■ Task objective ■
Filter the records below for the word "What". Copy each line that holds it.

■ Data for this task ■
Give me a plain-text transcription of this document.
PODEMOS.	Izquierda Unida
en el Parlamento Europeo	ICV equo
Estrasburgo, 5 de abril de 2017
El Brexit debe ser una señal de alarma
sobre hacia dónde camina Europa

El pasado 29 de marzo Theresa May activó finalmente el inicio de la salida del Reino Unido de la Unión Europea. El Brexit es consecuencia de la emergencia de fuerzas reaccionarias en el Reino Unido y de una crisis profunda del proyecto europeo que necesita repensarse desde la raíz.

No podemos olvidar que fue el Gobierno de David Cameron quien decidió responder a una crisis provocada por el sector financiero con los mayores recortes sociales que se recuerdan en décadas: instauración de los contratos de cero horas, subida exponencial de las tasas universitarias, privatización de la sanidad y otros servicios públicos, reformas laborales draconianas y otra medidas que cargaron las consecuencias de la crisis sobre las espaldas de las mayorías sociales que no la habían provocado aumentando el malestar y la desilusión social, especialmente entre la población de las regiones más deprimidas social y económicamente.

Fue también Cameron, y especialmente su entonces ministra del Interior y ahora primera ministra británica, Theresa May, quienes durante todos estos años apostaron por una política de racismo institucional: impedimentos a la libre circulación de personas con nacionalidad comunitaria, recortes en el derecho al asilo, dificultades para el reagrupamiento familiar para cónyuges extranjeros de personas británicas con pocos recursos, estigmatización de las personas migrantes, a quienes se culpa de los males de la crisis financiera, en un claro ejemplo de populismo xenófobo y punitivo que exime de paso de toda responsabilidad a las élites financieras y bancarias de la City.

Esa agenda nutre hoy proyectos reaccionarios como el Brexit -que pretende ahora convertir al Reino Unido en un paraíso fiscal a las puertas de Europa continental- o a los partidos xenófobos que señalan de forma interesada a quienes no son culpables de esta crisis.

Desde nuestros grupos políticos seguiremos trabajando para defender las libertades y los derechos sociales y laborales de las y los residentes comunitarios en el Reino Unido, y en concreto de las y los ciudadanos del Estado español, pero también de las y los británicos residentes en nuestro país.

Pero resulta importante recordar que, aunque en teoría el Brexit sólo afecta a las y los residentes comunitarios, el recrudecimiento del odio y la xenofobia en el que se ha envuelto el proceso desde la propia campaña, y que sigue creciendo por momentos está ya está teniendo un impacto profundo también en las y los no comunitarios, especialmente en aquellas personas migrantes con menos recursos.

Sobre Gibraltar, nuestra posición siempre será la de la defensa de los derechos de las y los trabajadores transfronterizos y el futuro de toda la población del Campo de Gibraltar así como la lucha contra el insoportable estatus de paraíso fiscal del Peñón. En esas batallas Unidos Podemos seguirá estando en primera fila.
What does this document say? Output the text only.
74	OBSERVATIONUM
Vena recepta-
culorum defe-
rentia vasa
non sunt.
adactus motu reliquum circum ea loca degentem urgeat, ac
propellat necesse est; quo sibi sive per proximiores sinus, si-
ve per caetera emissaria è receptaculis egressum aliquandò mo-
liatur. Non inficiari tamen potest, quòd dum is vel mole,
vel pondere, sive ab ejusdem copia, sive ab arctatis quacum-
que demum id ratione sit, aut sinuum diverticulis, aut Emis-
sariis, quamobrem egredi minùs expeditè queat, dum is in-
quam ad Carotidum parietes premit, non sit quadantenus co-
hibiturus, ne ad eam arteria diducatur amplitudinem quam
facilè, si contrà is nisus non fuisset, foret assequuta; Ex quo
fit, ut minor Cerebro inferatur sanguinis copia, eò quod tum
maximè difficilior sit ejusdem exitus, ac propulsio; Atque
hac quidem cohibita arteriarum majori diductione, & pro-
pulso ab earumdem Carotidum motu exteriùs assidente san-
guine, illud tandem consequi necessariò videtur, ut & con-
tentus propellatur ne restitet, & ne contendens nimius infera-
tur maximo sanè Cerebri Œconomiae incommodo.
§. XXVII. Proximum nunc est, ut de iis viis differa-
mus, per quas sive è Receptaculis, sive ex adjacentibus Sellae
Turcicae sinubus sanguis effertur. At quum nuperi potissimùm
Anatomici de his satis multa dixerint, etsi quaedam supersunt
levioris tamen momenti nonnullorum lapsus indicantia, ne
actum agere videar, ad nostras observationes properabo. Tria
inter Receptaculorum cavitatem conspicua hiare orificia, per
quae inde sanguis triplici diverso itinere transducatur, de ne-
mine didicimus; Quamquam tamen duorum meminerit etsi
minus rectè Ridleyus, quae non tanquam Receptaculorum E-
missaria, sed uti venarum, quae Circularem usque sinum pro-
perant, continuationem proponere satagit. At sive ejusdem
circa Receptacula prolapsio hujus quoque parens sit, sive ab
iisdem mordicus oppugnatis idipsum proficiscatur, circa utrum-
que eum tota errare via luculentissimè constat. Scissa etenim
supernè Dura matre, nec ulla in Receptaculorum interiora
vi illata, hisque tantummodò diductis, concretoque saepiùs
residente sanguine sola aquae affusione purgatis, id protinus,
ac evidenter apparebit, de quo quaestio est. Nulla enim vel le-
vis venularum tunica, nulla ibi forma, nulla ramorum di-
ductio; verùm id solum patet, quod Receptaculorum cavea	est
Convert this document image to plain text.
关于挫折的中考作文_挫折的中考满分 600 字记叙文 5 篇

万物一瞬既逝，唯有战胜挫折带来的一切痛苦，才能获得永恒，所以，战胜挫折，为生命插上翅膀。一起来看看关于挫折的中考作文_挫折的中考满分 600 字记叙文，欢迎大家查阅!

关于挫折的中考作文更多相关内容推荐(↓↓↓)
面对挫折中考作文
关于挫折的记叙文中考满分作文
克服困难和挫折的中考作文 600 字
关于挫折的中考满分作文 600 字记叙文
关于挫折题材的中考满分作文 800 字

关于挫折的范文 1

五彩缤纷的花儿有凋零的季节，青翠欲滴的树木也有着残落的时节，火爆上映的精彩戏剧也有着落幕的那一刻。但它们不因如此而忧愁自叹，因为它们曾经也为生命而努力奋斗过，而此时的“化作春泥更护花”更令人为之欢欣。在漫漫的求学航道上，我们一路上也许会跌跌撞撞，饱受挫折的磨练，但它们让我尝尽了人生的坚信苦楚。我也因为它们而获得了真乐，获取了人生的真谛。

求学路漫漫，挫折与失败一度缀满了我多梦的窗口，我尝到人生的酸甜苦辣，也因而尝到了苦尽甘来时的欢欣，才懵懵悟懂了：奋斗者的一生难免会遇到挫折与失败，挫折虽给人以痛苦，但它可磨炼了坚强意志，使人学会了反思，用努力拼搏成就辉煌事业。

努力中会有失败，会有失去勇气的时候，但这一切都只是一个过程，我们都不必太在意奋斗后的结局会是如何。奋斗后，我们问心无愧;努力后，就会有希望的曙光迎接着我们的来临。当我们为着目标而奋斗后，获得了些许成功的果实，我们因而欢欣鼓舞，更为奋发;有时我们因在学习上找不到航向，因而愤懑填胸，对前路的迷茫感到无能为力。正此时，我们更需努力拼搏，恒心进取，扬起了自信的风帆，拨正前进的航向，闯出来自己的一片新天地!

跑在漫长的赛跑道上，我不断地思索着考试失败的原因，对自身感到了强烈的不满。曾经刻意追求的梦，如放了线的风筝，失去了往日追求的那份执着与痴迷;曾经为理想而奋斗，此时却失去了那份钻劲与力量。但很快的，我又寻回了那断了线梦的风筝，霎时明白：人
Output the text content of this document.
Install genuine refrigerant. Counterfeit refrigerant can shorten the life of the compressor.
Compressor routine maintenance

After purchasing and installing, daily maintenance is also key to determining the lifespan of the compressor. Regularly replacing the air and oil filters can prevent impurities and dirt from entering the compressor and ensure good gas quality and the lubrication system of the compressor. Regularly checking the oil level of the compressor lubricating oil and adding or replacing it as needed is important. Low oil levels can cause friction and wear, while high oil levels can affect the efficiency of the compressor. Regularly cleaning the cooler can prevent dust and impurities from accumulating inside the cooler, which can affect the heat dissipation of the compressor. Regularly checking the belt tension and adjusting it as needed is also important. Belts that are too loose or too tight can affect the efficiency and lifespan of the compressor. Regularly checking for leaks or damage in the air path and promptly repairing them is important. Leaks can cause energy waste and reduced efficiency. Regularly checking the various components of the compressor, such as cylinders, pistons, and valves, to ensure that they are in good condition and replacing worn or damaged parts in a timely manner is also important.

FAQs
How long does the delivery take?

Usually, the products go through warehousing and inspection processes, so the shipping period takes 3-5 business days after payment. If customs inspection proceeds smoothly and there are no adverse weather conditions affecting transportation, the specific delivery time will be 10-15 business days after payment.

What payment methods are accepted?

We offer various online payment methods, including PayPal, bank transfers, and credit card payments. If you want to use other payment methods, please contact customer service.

■ Reply ■
What does this document say? Output the text only.
What payment methods are accepted?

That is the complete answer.